» **Task to complete**
Retype each entry below, keeping every character the same.

Data excerpts
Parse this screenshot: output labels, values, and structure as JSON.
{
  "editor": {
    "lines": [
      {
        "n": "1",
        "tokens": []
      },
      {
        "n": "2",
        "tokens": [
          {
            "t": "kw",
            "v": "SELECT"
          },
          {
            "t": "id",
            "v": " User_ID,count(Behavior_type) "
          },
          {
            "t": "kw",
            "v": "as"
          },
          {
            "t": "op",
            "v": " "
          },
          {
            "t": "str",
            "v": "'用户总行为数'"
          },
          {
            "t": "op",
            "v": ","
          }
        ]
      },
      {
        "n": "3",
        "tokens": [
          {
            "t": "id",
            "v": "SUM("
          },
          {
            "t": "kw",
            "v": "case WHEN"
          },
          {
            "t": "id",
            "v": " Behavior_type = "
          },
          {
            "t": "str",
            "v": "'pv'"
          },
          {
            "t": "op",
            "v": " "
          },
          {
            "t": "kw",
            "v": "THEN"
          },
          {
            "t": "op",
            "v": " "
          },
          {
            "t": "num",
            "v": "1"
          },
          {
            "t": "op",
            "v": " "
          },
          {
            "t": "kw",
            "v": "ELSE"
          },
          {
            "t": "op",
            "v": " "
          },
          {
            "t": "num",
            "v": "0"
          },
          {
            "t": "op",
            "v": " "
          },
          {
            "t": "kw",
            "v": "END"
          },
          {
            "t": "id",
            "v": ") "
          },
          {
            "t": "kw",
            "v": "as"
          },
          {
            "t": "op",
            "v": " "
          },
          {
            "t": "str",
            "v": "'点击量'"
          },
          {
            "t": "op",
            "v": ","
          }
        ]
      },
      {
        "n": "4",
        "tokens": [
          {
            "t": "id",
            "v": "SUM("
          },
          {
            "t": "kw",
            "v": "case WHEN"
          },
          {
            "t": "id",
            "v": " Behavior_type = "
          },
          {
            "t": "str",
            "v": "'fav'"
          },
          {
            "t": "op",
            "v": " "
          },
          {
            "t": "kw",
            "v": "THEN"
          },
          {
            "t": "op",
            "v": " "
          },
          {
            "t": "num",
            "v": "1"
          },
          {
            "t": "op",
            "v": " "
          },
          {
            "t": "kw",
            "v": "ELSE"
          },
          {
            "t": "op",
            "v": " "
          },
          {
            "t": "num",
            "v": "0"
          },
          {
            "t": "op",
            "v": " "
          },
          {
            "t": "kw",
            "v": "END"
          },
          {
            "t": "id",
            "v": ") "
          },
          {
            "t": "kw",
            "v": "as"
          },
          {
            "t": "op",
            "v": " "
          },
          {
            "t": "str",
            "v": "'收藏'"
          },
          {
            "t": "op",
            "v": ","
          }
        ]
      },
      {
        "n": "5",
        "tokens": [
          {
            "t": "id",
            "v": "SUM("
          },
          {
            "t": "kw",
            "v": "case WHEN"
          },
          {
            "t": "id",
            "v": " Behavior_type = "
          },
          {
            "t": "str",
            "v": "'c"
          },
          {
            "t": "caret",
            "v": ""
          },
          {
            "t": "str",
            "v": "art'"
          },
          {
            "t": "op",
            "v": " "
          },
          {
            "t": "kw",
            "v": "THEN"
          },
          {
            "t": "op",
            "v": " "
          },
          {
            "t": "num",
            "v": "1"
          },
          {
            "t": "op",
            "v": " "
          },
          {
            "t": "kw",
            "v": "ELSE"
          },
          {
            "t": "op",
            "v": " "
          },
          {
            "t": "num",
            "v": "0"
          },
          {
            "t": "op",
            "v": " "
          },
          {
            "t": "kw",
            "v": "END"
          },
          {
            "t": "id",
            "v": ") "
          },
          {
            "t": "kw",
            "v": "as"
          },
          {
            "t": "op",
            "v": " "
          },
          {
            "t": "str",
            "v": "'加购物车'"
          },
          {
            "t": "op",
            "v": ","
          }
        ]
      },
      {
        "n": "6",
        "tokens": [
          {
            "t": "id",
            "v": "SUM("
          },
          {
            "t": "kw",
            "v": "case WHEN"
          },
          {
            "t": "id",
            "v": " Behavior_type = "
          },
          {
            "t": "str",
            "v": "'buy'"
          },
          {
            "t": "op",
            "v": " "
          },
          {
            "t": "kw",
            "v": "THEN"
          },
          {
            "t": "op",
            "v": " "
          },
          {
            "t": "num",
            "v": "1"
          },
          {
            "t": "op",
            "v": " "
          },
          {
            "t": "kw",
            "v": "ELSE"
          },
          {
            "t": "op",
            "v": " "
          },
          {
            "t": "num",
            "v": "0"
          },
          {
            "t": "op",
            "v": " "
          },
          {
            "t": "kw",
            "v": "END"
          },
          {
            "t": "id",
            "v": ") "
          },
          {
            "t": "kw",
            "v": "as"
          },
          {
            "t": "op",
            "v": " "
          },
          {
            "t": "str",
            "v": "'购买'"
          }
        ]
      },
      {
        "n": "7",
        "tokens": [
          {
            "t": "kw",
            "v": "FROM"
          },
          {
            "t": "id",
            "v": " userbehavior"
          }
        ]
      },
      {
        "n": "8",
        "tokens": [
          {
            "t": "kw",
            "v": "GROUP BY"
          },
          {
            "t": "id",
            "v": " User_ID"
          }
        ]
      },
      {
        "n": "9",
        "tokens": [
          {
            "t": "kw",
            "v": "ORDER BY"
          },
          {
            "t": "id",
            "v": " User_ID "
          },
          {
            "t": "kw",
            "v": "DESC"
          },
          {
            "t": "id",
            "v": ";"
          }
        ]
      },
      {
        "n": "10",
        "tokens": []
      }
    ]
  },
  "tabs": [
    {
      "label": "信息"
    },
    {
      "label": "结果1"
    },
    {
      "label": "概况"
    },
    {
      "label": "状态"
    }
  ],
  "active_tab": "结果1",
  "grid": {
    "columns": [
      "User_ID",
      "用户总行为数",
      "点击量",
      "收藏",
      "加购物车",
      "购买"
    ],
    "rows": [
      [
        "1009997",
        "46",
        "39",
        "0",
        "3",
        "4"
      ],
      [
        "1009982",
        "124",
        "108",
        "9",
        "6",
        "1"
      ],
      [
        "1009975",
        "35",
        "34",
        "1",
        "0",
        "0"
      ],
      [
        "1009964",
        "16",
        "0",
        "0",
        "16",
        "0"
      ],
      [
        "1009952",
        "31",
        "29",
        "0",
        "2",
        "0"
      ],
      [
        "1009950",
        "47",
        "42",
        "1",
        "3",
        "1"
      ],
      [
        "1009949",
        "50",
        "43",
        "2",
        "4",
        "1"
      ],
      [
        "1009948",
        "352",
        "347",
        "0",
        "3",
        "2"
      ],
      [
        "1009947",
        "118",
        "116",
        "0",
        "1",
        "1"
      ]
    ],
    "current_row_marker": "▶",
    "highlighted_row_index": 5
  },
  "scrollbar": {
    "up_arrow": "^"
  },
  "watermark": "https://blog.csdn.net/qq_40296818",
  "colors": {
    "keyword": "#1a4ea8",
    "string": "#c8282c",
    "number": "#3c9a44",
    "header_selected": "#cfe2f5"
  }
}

» **Finished task**
Parse this screenshot: output labels, values, and structure as JSON.
{
  "editor": {
    "lines": [
      {
        "n": "1",
        "tokens": []
      },
      {
        "n": "2",
        "tokens": [
          {
            "t": "kw",
            "v": "SELECT"
          },
          {
            "t": "id",
            "v": " User_ID,count(Behavior_type) "
          },
          {
            "t": "kw",
            "v": "as"
          },
          {
            "t": "op",
            "v": " "
          },
          {
            "t": "str",
            "v": "'用户总行为数'"
          },
          {
            "t": "op",
            "v": ","
          }
        ]
      },
      {
        "n": "3",
        "tokens": [
          {
            "t": "id",
            "v": "SUM("
          },
          {
            "t": "kw",
            "v": "case WHEN"
          },
          {
            "t": "id",
            "v": " Behavior_type = "
          },
          {
            "t": "str",
            "v": "'pv'"
          },
          {
            "t": "op",
            "v": " "
          },
          {
            "t": "kw",
            "v": "THEN"
          },
          {
            "t": "op",
            "v": " "
          },
          {
            "t": "num",
            "v": "1"
          },
          {
            "t": "op",
            "v": " "
          },
          {
            "t": "kw",
            "v": "ELSE"
          },
          {
            "t": "op",
            "v": " "
          },
          {
            "t": "num",
            "v": "0"
          },
          {
            "t": "op",
            "v": " "
          },
          {
            "t": "kw",
            "v": "END"
          },
          {
            "t": "id",
            "v": ") "
          },
          {
            "t": "kw",
            "v": "as"
          },
          {
            "t": "op",
            "v": " "
          },
          {
            "t": "str",
            "v": "'点击量'"
          },
          {
            "t": "op",
            "v": ","
          }
        ]
      },
      {
        "n": "4",
        "tokens": [
          {
            "t": "id",
            "v": "SUM("
          },
          {
            "t": "kw",
            "v": "case WHEN"
          },
          {
            "t": "id",
            "v": " Behavior_type = "
          },
          {
            "t": "str",
            "v": "'fav'"
          },
          {
            "t": "op",
            "v": " "
          },
          {
            "t": "kw",
            "v": "THEN"
          },
          {
            "t": "op",
            "v": " "
          },
          {
            "t": "num",
            "v": "1"
          },
          {
            "t": "op",
            "v": " "
          },
          {
            "t": "kw",
            "v": "ELSE"
          },
          {
            "t": "op",
            "v": " "
          },
          {
            "t": "num",
            "v": "0"
          },
          {
            "t": "op",
            "v": " "
          },
          {
            "t": "kw",
            "v": "END"
          },
          {
            "t": "id",
            "v": ") "
          },
          {
            "t": "kw",
            "v": "as"
          },
          {
            "t": "op",
            "v": " "
          },
          {
            "t": "str",
            "v": "'收藏'"
          },
          {
            "t": "op",
            "v": ","
          }
        ]
      },
      {
        "n": "5",
        "tokens": [
          {
            "t": "id",
            "v": "SUM("
          },
          {
            "t": "kw",
            "v": "case WHEN"
          },
          {
            "t": "id",
            "v": " Behavior_type = "
          },
          {
            "t": "str",
            "v": "'c"
          },
          {
            "t": "caret",
            "v": ""
          },
          {
            "t": "str",
            "v": "art'"
          },
          {
            "t": "op",
            "v": " "
          },
          {
            "t": "kw",
            "v": "THEN"
          },
          {
            "t": "op",
            "v": " "
          },
          {
            "t": "num",
            "v": "1"
          },
          {
            "t": "op",
            "v": " "
          },
          {
            "t": "kw",
            "v": "ELSE"
          },
          {
            "t": "op",
            "v": " "
          },
          {
            "t": "num",
            "v": "0"
          },
          {
            "t": "op",
            "v": " "
          },
          {
            "t": "kw",
            "v": "END"
          },
          {
            "t": "id",
            "v": ") "
          },
          {
            "t": "kw",
            "v": "as"
          },
          {
            "t": "op",
            "v": " "
          },
          {
            "t": "str",
            "v": "'加购物车'"
          },
          {
            "t": "op",
            "v": ","
          }
        ]
      },
      {
        "n": "6",
        "tokens": [
          {
            "t": "id",
            "v": "SUM("
          },
          {
            "t": "kw",
            "v": "case WHEN"
          },
          {
            "t": "id",
            "v": " Behavior_type = "
          },
          {
            "t": "str",
            "v": "'buy'"
          },
          {
            "t": "op",
            "v": " "
          },
          {
            "t": "kw",
            "v": "THEN"
          },
          {
            "t": "op",
            "v": " "
          },
          {
            "t": "num",
            "v": "1"
          },
          {
            "t": "op",
            "v": " "
          },
          {
            "t": "kw",
            "v": "ELSE"
          },
          {
            "t": "op",
            "v": " "
          },
          {
            "t": "num",
            "v": "0"
          },
          {
            "t": "op",
            "v": " "
          },
          {
            "t": "kw",
            "v": "END"
          },
          {
            "t": "id",
            "v": ") "
          },
          {
            "t": "kw",
            "v": "as"
          },
          {
            "t": "op",
            "v": " "
          },
          {
            "t": "str",
            "v": "'购买'"
          }
        ]
      },
      {
        "n": "7",
        "tokens": [
          {
            "t": "kw",
            "v": "FROM"
          },
          {
            "t": "id",
            "v": " userbehavior"
          }
        ]
      },
      {
        "n": "8",
        "tokens": [
          {
            "t": "kw",
            "v": "GROUP BY"
          },
          {
            "t": "id",
            "v": " User_ID"
          }
        ]
      },
      {
        "n": "9",
        "tokens": [
          {
            "t": "kw",
            "v": "ORDER BY"
          },
          {
            "t": "id",
            "v": " User_ID "
          },
          {
            "t": "kw",
            "v": "DESC"
          },
          {
            "t": "id",
            "v": ";"
          }
        ]
      },
      {
        "n": "10",
        "tokens": []
      }
    ]
  },
  "tabs": [
    {
      "label": "信息"
    },
    {
      "label": "结果1"
    },
    {
      "label": "概况"
    },
    {
      "label": "状态"
    }
  ],
  "active_tab": "结果1",
  "grid": {
    "columns": [
      "User_ID",
      "用户总行为数",
      "点击量",
      "收藏",
      "加购物车",
      "购买"
    ],
    "rows": [
      [
        "1009997",
        "46",
        "39",
        "0",
        "3",
        "4"
      ],
      [
        "1009982",
        "124",
        "108",
        "9",
        "6",
        "1"
      ],
      [
        "1009975",
        "35",
        "34",
        "1",
        "0",
        "0"
      ],
      [
        "1009964",
        "16",
        "0",
        "0",
        "16",
        "0"
      ],
      [
        "1009952",
        "31",
        "29",
        "0",
        "2",
        "0"
      ],
      [
        "1009950",
        "47",
        "42",
        "1",
        "3",
        "1"
      ],
      [
        "1009949",
        "50",
        "43",
        "2",
        "4",
        "1"
      ],
      [
        "1009948",
        "352",
        "347",
        "0",
        "3",
        "2"
      ],
      [
        "1009947",
        "118",
        "116",
        "0",
        "1",
        "1"
      ]
    ],
    "current_row_marker": "▶",
    "highlighted_row_index": 5
  },
  "scrollbar": {
    "up_arrow": "^"
  },
  "watermark": "https://blog.csdn.net/qq_40296818",
  "colors": {
    "keyword": "#1a4ea8",
    "string": "#c8282c",
    "number": "#3c9a44",
    "header_selected": "#cfe2f5"
  }
}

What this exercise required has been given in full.